--- Begin Data for this task ---

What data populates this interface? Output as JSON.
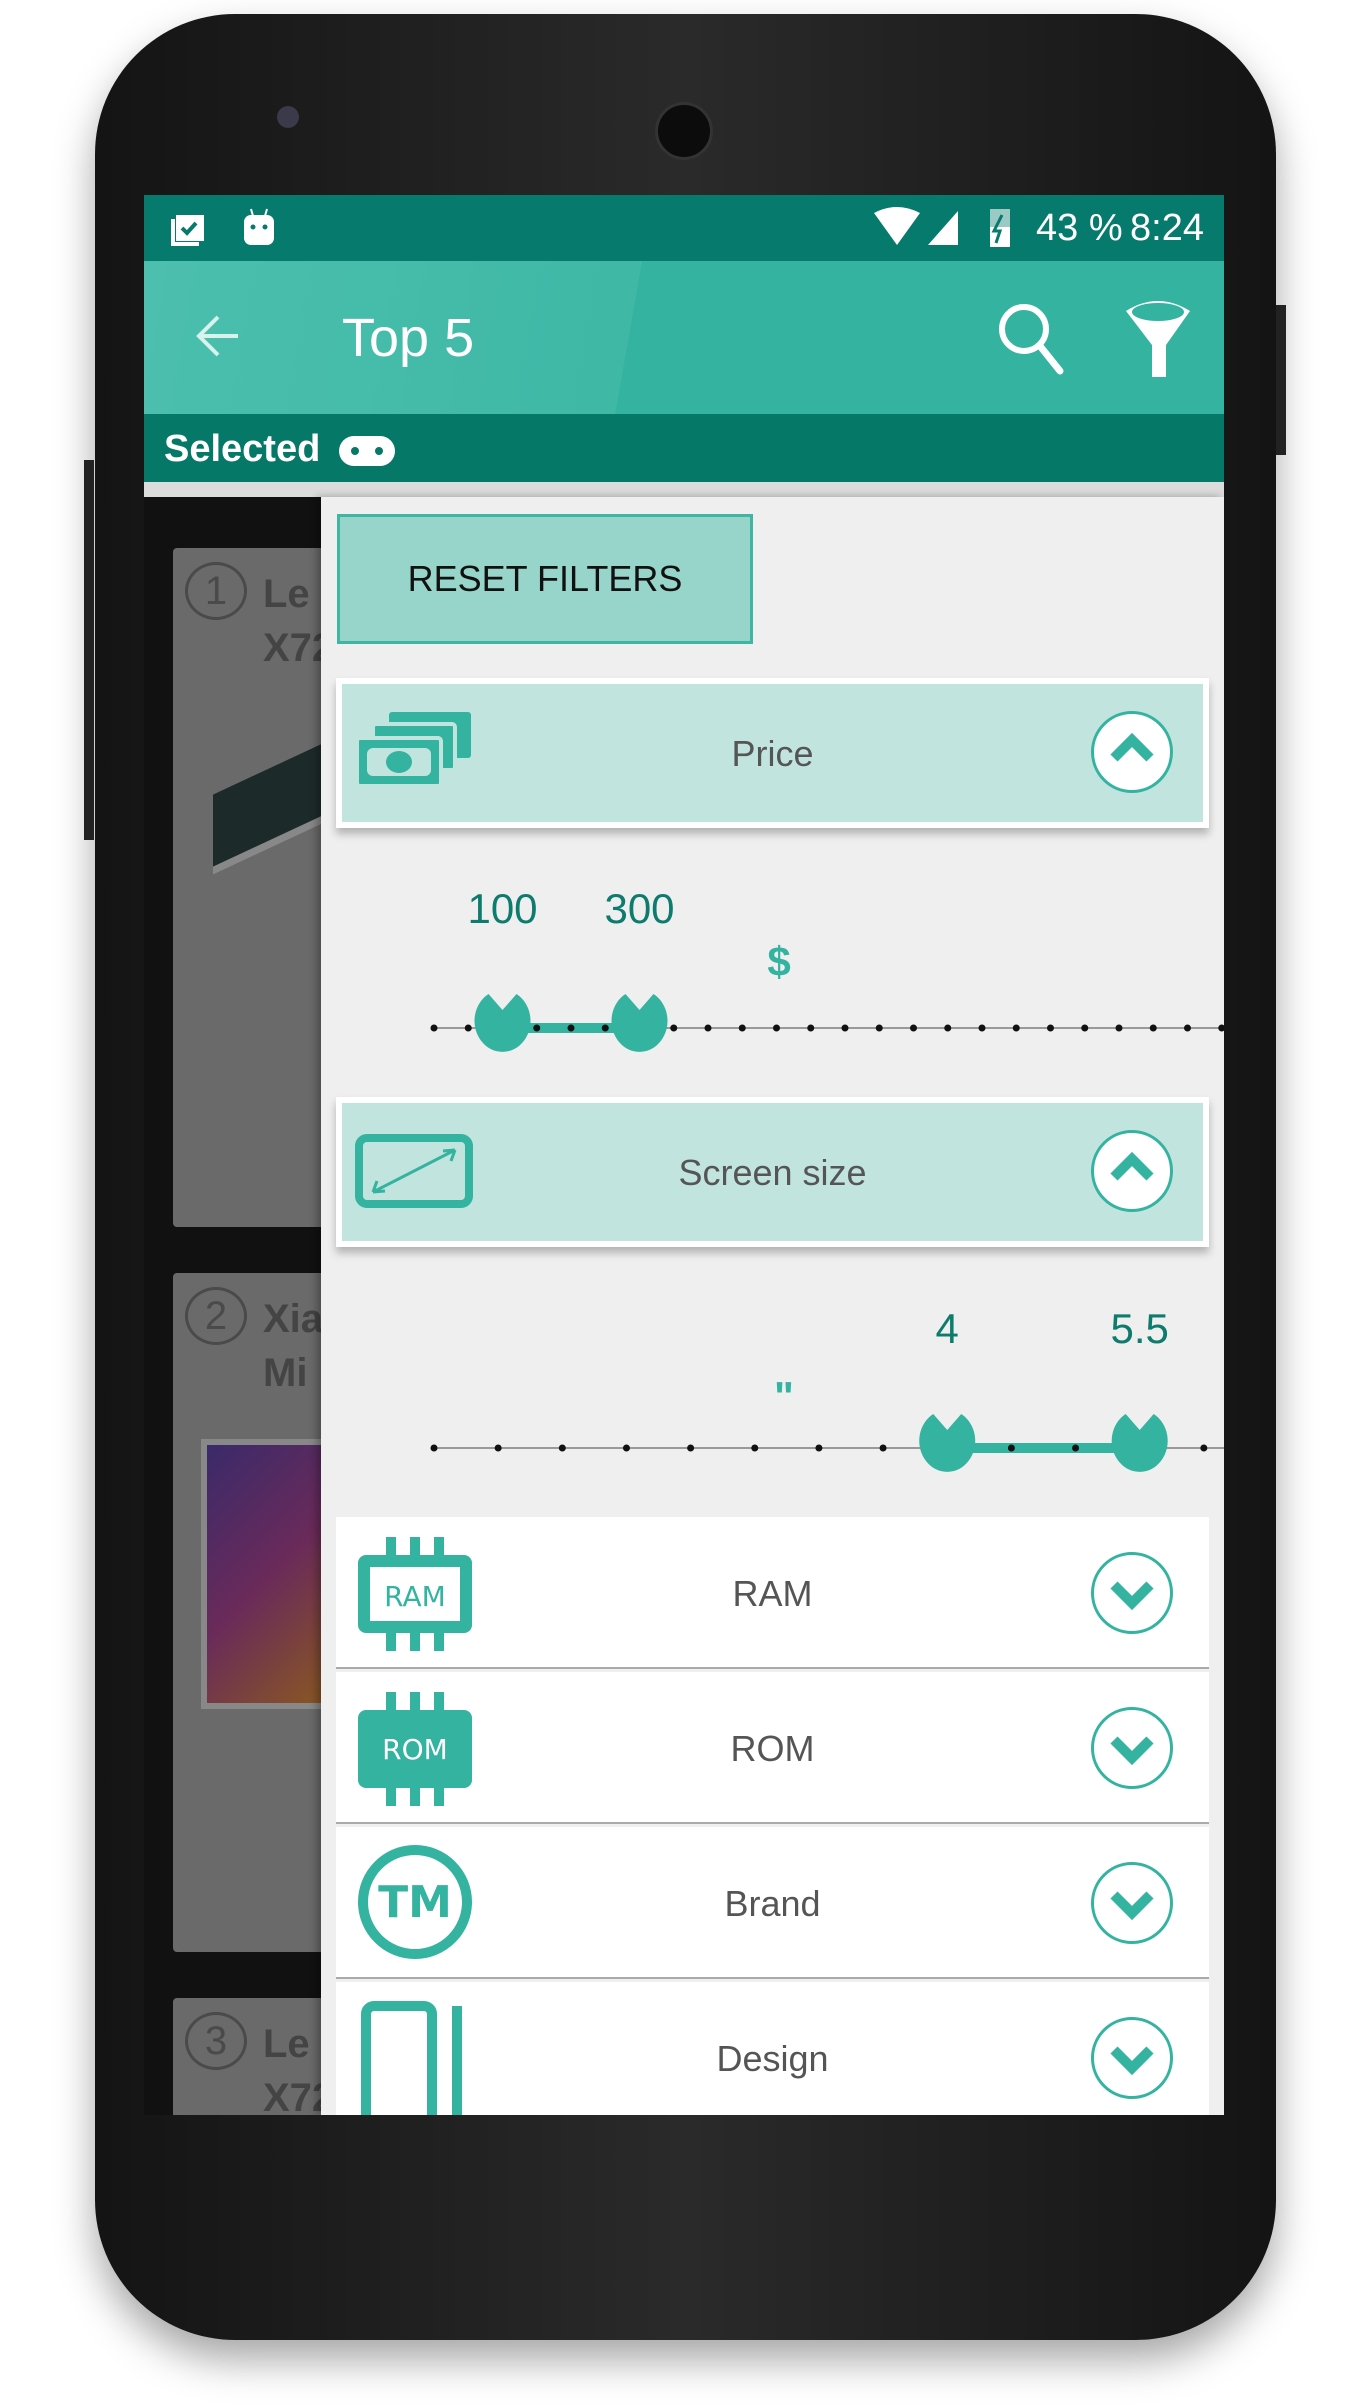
{
  "status_bar": {
    "battery": "43 %",
    "time": "8:24",
    "icons": [
      "clipboard-check-icon",
      "android-icon",
      "wifi-icon",
      "signal-icon",
      "battery-charging-icon"
    ]
  },
  "toolbar": {
    "title": "Top 5",
    "icons": [
      "back-arrow-icon",
      "search-icon",
      "filter-icon"
    ]
  },
  "selected_bar": {
    "label": "Selected",
    "icon": "gamepad-icon"
  },
  "background_list": [
    {
      "rank": "1",
      "title_lines": [
        "Le",
        "X72"
      ]
    },
    {
      "rank": "2",
      "title_lines": [
        "Xia",
        "Mi"
      ]
    },
    {
      "rank": "3",
      "title_lines": [
        "Le",
        "X72"
      ]
    }
  ],
  "filters": {
    "reset_label": "RESET FILTERS",
    "price": {
      "label": "Price",
      "unit": "$",
      "min": 0,
      "max": 1200,
      "step": 50,
      "low": 100,
      "high": 300,
      "low_label": "100",
      "high_label": "300",
      "expanded": true,
      "icon": "money-icon"
    },
    "screen_size": {
      "label": "Screen size",
      "unit": "\"",
      "min": 0,
      "max": 6.5,
      "step": 0.5,
      "low": 4,
      "high": 5.5,
      "low_label": "4",
      "high_label": "5.5",
      "expanded": true,
      "icon": "screen-diagonal-icon"
    },
    "collapsed": [
      {
        "label": "RAM",
        "icon": "ram-chip-icon",
        "icon_text": "RAM"
      },
      {
        "label": "ROM",
        "icon": "rom-chip-icon",
        "icon_text": "ROM"
      },
      {
        "label": "Brand",
        "icon": "trademark-icon",
        "icon_text": "TM"
      },
      {
        "label": "Design",
        "icon": "phone-design-icon"
      }
    ]
  },
  "colors": {
    "accent": "#33b3a0",
    "dark": "#067a6c",
    "header_bg": "#c2e4de",
    "value_text": "#0d7b6d"
  }
}
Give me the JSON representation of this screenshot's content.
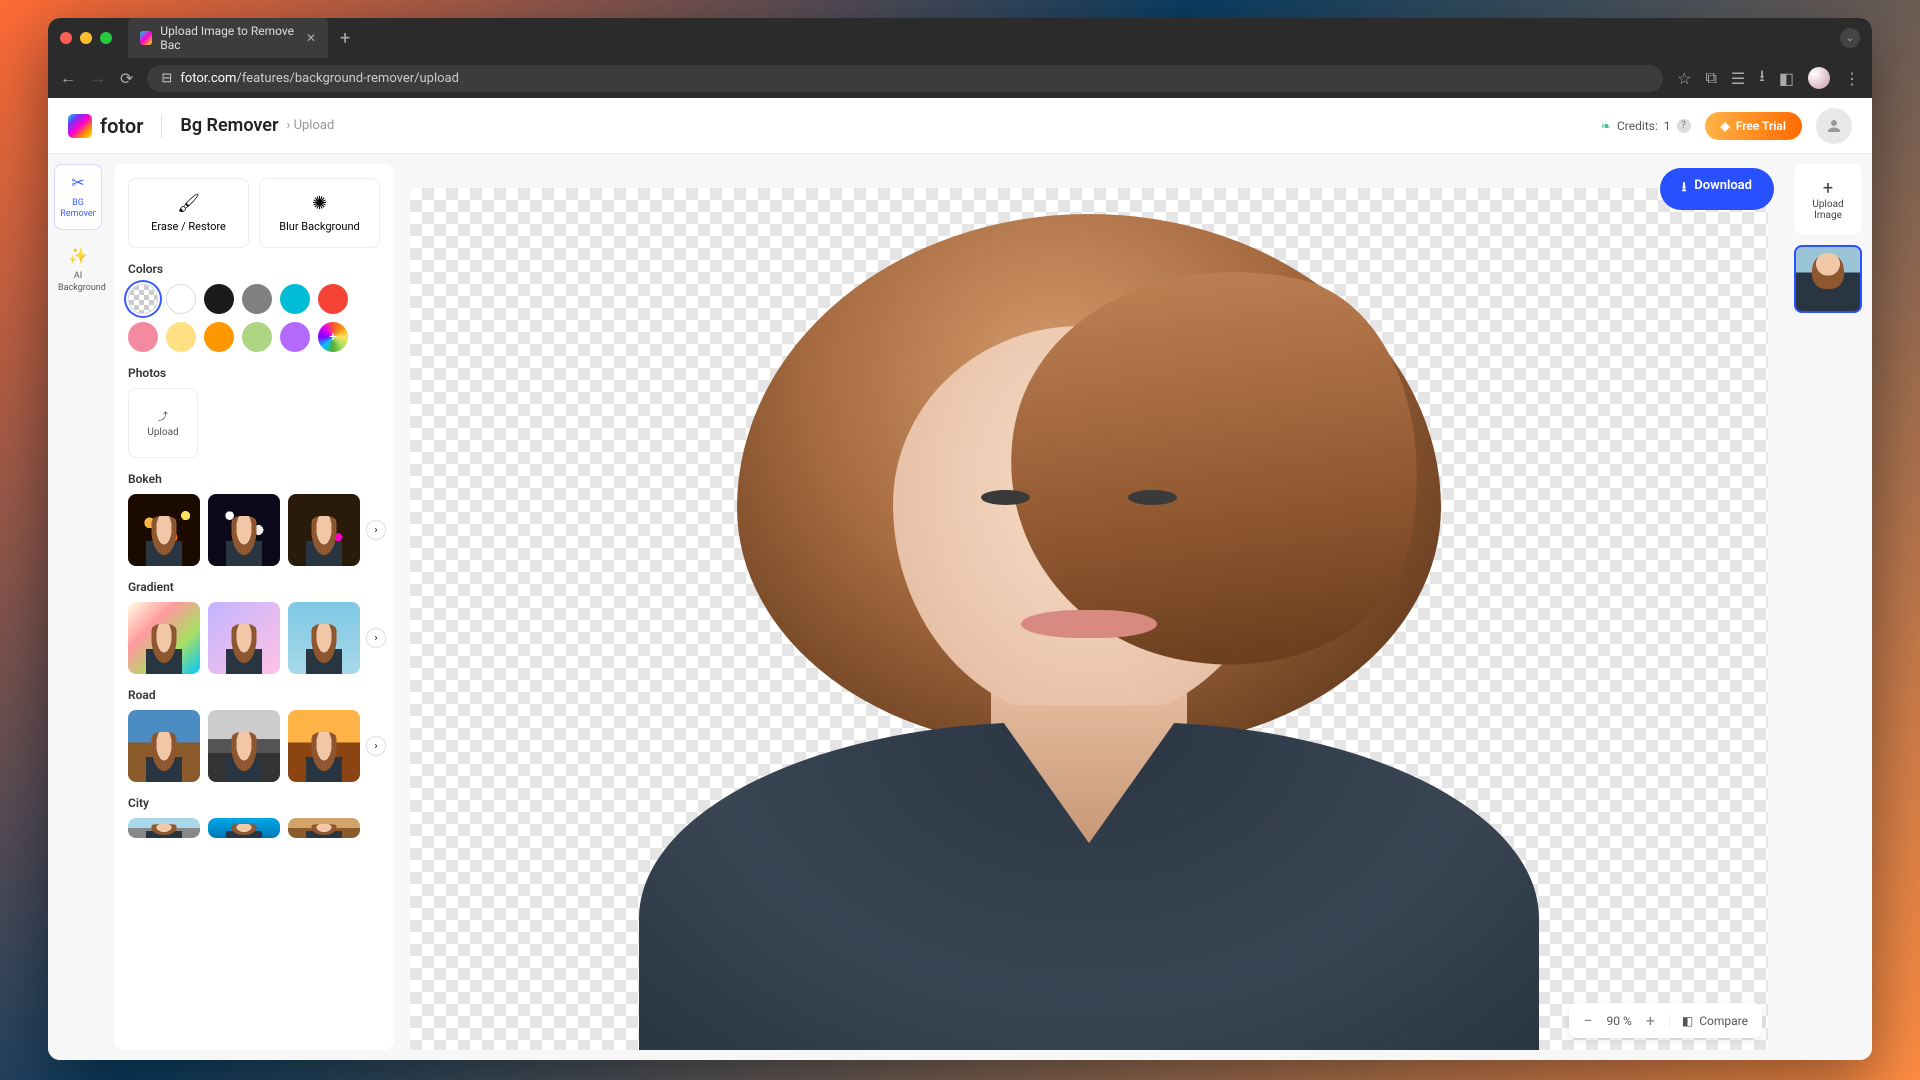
{
  "browser": {
    "tab_title": "Upload Image to Remove Bac",
    "url_display": "fotor.com/features/background-remover/upload",
    "url_domain": "fotor.com"
  },
  "header": {
    "logo_text": "fotor",
    "app_title": "Bg Remover",
    "breadcrumb_sep": "›",
    "breadcrumb_current": "Upload",
    "credits_label": "Credits:",
    "credits_value": "1",
    "free_trial_label": "Free Trial"
  },
  "tool_rail": {
    "items": [
      {
        "icon": "✂",
        "label": "BG Remover",
        "active": true
      },
      {
        "icon": "✨",
        "label": "AI Background",
        "active": false
      }
    ]
  },
  "panel": {
    "erase_label": "Erase / Restore",
    "blur_label": "Blur Background",
    "colors_label": "Colors",
    "colors": [
      {
        "name": "transparent",
        "css": "",
        "selected": true
      },
      {
        "name": "white",
        "css": "#ffffff"
      },
      {
        "name": "black",
        "css": "#1a1a1a"
      },
      {
        "name": "gray",
        "css": "#808080"
      },
      {
        "name": "cyan",
        "css": "#00bcd4"
      },
      {
        "name": "red",
        "css": "#f44336"
      },
      {
        "name": "pink",
        "css": "#f48aa0"
      },
      {
        "name": "yellow",
        "css": "#ffe082"
      },
      {
        "name": "orange",
        "css": "#ff9800"
      },
      {
        "name": "lime",
        "css": "#aed581"
      },
      {
        "name": "purple",
        "css": "#b46aff"
      },
      {
        "name": "rainbow-add",
        "css": ""
      }
    ],
    "photos_label": "Photos",
    "upload_label": "Upload",
    "sections": [
      {
        "label": "Bokeh",
        "thumbs": [
          "bokeh-1",
          "bokeh-2",
          "bokeh-3"
        ]
      },
      {
        "label": "Gradient",
        "thumbs": [
          "grad-1",
          "grad-2",
          "grad-3"
        ]
      },
      {
        "label": "Road",
        "thumbs": [
          "road-1",
          "road-2",
          "road-3"
        ]
      },
      {
        "label": "City",
        "thumbs": [
          "city-1",
          "city-2",
          "city-3"
        ]
      }
    ]
  },
  "canvas": {
    "download_label": "Download",
    "zoom_value": "90 %",
    "compare_label": "Compare"
  },
  "right_rail": {
    "upload_label": "Upload Image"
  }
}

--- End Data for this task ---

◆ Given problem:
Pictures in the records above should not be copied. Repeat everything else exactly.

◆ Answer for this exercise:
What data populates this interface? Output as JSON.
{
  "status_bar": {
    "battery": "43 %",
    "time": "8:24",
    "icons": [
      "clipboard-check-icon",
      "android-icon",
      "wifi-icon",
      "signal-icon",
      "battery-charging-icon"
    ]
  },
  "toolbar": {
    "title": "Top 5",
    "icons": [
      "back-arrow-icon",
      "search-icon",
      "filter-icon"
    ]
  },
  "selected_bar": {
    "label": "Selected",
    "icon": "gamepad-icon"
  },
  "background_list": [
    {
      "rank": "1",
      "title_lines": [
        "Le",
        "X72"
      ]
    },
    {
      "rank": "2",
      "title_lines": [
        "Xia",
        "Mi"
      ]
    },
    {
      "rank": "3",
      "title_lines": [
        "Le",
        "X72"
      ]
    }
  ],
  "filters": {
    "reset_label": "RESET FILTERS",
    "price": {
      "label": "Price",
      "unit": "$",
      "min": 0,
      "max": 1200,
      "step": 50,
      "low": 100,
      "high": 300,
      "low_label": "100",
      "high_label": "300",
      "expanded": true,
      "icon": "money-icon"
    },
    "screen_size": {
      "label": "Screen size",
      "unit": "\"",
      "min": 0,
      "max": 6.5,
      "step": 0.5,
      "low": 4,
      "high": 5.5,
      "low_label": "4",
      "high_label": "5.5",
      "expanded": true,
      "icon": "screen-diagonal-icon"
    },
    "collapsed": [
      {
        "label": "RAM",
        "icon": "ram-chip-icon",
        "icon_text": "RAM"
      },
      {
        "label": "ROM",
        "icon": "rom-chip-icon",
        "icon_text": "ROM"
      },
      {
        "label": "Brand",
        "icon": "trademark-icon",
        "icon_text": "TM"
      },
      {
        "label": "Design",
        "icon": "phone-design-icon"
      }
    ]
  },
  "colors": {
    "accent": "#33b3a0",
    "dark": "#067a6c",
    "header_bg": "#c2e4de",
    "value_text": "#0d7b6d"
  }
}
Give me the JSON representation of this screenshot's content.
{
  "browser": {
    "tab_title": "Upload Image to Remove Bac",
    "url_display": "fotor.com/features/background-remover/upload",
    "url_domain": "fotor.com"
  },
  "header": {
    "logo_text": "fotor",
    "app_title": "Bg Remover",
    "breadcrumb_sep": "›",
    "breadcrumb_current": "Upload",
    "credits_label": "Credits:",
    "credits_value": "1",
    "free_trial_label": "Free Trial"
  },
  "tool_rail": {
    "items": [
      {
        "icon": "✂",
        "label": "BG Remover",
        "active": true
      },
      {
        "icon": "✨",
        "label": "AI Background",
        "active": false
      }
    ]
  },
  "panel": {
    "erase_label": "Erase / Restore",
    "blur_label": "Blur Background",
    "colors_label": "Colors",
    "colors": [
      {
        "name": "transparent",
        "css": "",
        "selected": true
      },
      {
        "name": "white",
        "css": "#ffffff"
      },
      {
        "name": "black",
        "css": "#1a1a1a"
      },
      {
        "name": "gray",
        "css": "#808080"
      },
      {
        "name": "cyan",
        "css": "#00bcd4"
      },
      {
        "name": "red",
        "css": "#f44336"
      },
      {
        "name": "pink",
        "css": "#f48aa0"
      },
      {
        "name": "yellow",
        "css": "#ffe082"
      },
      {
        "name": "orange",
        "css": "#ff9800"
      },
      {
        "name": "lime",
        "css": "#aed581"
      },
      {
        "name": "purple",
        "css": "#b46aff"
      },
      {
        "name": "rainbow-add",
        "css": ""
      }
    ],
    "photos_label": "Photos",
    "upload_label": "Upload",
    "sections": [
      {
        "label": "Bokeh",
        "thumbs": [
          "bokeh-1",
          "bokeh-2",
          "bokeh-3"
        ]
      },
      {
        "label": "Gradient",
        "thumbs": [
          "grad-1",
          "grad-2",
          "grad-3"
        ]
      },
      {
        "label": "Road",
        "thumbs": [
          "road-1",
          "road-2",
          "road-3"
        ]
      },
      {
        "label": "City",
        "thumbs": [
          "city-1",
          "city-2",
          "city-3"
        ]
      }
    ]
  },
  "canvas": {
    "download_label": "Download",
    "zoom_value": "90 %",
    "compare_label": "Compare"
  },
  "right_rail": {
    "upload_label": "Upload Image"
  }
}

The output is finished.